+++ GIVEN RECORDS +++

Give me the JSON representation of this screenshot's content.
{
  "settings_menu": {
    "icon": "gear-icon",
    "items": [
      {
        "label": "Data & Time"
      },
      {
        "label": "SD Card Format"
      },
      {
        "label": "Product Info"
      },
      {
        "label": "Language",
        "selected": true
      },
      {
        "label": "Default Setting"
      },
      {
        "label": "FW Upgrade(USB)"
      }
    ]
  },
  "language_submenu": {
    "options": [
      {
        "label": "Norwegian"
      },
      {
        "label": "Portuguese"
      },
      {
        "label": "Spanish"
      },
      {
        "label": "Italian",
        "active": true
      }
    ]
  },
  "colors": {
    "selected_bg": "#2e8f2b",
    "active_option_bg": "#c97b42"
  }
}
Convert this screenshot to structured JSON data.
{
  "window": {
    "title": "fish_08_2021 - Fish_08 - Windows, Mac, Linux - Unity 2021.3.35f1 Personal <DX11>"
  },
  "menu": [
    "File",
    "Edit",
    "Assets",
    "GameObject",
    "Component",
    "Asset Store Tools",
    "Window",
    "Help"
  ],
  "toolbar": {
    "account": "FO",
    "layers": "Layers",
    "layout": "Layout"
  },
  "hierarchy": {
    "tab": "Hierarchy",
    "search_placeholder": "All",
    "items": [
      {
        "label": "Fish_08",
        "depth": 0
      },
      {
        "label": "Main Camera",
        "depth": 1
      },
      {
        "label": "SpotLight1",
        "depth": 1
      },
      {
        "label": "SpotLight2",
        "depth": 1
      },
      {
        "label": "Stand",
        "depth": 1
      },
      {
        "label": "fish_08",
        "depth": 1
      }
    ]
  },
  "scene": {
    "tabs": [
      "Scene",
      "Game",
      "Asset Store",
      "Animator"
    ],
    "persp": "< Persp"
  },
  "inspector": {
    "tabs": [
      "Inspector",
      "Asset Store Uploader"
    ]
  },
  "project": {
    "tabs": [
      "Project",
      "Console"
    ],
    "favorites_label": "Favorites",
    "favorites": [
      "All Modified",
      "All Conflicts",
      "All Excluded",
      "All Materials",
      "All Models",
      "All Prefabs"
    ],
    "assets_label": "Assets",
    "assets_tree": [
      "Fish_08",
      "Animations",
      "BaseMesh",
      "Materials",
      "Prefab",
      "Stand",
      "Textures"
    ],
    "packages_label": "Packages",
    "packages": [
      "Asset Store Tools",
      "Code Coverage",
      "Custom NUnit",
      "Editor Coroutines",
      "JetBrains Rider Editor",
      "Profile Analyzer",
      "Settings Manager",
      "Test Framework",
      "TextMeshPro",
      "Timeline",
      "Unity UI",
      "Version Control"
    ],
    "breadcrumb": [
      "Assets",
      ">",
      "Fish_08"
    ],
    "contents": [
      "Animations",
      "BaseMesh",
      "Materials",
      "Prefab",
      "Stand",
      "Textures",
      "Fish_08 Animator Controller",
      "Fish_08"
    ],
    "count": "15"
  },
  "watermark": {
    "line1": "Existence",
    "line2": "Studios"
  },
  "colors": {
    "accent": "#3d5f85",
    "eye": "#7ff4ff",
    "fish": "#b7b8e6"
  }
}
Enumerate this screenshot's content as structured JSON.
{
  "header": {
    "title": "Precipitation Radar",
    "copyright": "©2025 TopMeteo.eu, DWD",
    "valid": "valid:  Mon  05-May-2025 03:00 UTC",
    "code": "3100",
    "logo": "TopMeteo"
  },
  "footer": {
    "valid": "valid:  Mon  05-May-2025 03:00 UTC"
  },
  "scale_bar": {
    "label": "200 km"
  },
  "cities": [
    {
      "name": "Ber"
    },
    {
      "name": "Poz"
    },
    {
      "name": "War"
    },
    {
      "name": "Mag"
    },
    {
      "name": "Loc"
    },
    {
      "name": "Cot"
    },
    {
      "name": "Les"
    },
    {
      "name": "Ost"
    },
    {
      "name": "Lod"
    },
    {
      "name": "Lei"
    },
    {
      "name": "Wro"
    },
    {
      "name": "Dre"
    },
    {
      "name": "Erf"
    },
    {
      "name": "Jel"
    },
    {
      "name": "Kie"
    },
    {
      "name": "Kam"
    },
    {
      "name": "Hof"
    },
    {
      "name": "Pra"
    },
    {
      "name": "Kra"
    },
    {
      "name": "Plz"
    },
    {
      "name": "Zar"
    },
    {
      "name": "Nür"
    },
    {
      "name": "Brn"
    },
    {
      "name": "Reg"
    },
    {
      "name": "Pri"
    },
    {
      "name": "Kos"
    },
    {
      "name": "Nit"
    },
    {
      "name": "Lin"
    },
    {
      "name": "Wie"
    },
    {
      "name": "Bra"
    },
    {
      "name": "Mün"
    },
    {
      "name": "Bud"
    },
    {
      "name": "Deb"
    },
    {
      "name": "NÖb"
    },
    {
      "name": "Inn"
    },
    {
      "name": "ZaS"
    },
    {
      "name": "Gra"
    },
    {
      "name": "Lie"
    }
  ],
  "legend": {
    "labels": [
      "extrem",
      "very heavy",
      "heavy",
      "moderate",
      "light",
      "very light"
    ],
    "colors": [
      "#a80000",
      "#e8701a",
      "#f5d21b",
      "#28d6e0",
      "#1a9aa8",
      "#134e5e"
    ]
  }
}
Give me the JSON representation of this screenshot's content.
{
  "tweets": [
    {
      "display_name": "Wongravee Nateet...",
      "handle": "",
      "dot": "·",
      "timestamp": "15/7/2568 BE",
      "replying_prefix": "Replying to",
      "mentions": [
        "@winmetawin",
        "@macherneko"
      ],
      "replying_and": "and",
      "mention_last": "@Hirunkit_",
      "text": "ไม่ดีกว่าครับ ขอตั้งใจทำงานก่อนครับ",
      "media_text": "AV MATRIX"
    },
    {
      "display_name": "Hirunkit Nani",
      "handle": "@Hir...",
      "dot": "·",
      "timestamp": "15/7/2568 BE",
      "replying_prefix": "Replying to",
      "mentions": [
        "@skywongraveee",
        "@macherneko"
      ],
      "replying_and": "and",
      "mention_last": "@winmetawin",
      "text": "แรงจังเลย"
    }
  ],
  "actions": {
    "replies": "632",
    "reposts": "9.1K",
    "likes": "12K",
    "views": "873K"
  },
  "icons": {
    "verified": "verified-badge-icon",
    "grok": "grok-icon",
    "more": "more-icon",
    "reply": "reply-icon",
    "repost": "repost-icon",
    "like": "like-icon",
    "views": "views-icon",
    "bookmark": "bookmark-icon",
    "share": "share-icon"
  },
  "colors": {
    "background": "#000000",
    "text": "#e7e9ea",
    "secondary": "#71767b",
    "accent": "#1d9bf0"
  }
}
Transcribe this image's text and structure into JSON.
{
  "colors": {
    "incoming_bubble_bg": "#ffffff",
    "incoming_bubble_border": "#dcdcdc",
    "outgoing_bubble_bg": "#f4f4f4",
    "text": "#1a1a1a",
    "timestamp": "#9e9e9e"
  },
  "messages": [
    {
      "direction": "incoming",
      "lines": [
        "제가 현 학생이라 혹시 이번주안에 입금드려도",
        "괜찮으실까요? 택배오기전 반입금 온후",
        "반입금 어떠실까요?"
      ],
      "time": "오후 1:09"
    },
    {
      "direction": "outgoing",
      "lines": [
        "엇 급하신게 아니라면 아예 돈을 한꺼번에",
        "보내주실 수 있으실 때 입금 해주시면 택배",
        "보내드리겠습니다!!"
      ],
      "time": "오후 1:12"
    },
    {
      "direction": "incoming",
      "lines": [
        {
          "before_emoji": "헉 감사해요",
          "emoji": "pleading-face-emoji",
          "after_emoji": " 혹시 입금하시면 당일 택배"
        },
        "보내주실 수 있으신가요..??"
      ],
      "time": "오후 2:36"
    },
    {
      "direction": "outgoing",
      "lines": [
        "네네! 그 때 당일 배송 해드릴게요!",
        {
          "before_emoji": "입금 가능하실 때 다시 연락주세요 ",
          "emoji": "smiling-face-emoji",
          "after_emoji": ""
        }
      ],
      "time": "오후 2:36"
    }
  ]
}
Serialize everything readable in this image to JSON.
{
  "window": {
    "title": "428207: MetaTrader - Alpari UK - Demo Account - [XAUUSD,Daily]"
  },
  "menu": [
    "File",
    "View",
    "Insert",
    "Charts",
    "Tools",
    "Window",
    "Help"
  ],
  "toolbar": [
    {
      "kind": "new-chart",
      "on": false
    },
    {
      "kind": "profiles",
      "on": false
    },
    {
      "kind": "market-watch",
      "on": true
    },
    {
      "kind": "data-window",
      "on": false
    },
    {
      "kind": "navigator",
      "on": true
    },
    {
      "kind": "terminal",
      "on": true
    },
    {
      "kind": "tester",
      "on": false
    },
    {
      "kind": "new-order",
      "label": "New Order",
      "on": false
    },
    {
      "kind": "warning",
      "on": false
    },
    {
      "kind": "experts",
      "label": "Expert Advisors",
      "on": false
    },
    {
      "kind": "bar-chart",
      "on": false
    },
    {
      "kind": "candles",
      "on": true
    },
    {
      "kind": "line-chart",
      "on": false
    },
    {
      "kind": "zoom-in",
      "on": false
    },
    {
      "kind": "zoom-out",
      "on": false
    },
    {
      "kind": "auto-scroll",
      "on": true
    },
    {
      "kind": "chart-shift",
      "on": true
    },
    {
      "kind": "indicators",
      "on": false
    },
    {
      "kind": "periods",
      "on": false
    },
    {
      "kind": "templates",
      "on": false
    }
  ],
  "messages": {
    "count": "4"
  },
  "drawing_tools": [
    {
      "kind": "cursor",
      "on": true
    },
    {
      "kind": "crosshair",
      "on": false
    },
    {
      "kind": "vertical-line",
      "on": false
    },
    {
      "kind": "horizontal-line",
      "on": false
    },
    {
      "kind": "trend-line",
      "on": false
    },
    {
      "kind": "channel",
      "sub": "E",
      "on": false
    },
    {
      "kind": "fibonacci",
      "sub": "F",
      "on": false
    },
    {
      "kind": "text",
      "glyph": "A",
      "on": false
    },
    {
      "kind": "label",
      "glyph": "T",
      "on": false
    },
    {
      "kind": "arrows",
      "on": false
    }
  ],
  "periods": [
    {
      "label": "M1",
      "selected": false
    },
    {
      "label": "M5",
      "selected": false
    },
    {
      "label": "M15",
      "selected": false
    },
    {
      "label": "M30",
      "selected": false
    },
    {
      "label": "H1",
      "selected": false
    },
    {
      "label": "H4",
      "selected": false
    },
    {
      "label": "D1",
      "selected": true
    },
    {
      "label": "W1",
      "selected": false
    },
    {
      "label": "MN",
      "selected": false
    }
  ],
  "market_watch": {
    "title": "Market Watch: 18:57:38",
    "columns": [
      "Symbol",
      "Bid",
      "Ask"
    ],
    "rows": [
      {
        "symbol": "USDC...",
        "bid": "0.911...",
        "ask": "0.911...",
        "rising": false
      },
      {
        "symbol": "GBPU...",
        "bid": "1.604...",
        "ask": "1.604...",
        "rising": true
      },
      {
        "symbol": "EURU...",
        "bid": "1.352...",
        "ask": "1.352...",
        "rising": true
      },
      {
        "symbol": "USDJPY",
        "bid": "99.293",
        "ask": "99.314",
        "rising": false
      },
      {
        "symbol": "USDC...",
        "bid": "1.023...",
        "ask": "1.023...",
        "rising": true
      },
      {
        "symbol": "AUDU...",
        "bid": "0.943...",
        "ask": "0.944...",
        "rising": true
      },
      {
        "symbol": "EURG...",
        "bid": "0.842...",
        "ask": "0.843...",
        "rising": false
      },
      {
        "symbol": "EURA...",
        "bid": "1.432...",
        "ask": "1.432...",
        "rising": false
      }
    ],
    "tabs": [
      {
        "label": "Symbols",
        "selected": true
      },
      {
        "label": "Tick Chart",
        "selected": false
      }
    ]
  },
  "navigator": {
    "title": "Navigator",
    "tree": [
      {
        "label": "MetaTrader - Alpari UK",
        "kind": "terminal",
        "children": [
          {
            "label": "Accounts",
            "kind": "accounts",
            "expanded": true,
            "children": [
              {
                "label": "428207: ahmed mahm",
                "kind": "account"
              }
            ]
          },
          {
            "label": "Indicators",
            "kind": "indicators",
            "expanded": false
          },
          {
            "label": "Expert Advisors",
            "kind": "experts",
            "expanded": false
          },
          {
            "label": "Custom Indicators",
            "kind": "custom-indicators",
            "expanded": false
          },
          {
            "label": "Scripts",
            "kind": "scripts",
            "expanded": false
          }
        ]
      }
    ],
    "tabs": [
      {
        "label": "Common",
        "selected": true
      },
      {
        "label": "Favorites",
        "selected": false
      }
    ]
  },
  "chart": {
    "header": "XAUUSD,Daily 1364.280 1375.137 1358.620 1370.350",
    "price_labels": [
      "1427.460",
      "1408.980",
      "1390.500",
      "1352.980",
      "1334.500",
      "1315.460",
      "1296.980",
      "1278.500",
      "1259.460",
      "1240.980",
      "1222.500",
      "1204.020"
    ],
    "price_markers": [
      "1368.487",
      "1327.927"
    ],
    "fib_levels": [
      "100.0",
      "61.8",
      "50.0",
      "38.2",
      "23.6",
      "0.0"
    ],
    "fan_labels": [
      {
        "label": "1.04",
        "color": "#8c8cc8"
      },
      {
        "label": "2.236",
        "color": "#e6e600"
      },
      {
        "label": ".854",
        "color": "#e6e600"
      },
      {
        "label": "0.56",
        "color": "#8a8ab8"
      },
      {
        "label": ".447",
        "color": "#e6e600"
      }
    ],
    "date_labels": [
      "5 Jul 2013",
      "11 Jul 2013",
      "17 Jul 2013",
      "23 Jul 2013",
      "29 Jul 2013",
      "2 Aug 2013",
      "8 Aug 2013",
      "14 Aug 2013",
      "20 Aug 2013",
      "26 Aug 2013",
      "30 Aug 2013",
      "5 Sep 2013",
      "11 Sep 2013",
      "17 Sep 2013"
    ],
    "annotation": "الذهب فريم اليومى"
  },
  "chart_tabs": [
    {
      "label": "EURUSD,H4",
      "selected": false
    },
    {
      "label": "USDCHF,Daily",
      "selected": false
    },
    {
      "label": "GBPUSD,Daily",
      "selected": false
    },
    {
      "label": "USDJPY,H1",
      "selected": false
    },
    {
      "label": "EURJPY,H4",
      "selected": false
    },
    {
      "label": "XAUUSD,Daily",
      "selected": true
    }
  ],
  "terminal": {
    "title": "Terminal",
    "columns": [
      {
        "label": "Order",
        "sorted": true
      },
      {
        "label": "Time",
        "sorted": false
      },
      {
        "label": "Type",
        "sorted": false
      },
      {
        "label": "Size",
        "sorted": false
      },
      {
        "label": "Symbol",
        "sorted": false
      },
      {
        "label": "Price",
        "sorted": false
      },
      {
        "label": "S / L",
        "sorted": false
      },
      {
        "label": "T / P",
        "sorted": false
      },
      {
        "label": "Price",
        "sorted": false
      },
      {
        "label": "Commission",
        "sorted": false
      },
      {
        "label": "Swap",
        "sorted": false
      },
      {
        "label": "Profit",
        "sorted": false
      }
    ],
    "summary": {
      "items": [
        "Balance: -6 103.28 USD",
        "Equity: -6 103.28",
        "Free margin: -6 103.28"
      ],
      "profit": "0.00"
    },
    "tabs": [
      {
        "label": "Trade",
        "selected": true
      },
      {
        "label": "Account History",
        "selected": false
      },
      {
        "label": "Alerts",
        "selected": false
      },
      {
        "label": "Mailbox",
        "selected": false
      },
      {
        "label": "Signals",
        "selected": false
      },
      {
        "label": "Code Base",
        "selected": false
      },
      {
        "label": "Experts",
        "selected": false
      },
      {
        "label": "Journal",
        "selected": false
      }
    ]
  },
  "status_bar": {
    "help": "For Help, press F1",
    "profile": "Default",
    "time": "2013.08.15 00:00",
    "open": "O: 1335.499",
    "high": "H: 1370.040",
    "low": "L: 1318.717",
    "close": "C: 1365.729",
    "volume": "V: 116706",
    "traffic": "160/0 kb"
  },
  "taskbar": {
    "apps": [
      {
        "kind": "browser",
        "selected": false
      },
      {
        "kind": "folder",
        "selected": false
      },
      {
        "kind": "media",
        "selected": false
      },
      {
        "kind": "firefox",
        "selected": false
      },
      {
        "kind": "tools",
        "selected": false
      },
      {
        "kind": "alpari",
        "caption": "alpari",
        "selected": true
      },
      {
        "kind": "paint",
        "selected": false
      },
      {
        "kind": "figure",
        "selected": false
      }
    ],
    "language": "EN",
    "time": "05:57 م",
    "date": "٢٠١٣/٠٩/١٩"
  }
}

+++

PROBLEM STATEMENT
From the entries above, copy each line holding "face".

FULL OUTPUT
          "emoji": "pleading-face-emoji",
          "emoji": "smiling-face-emoji",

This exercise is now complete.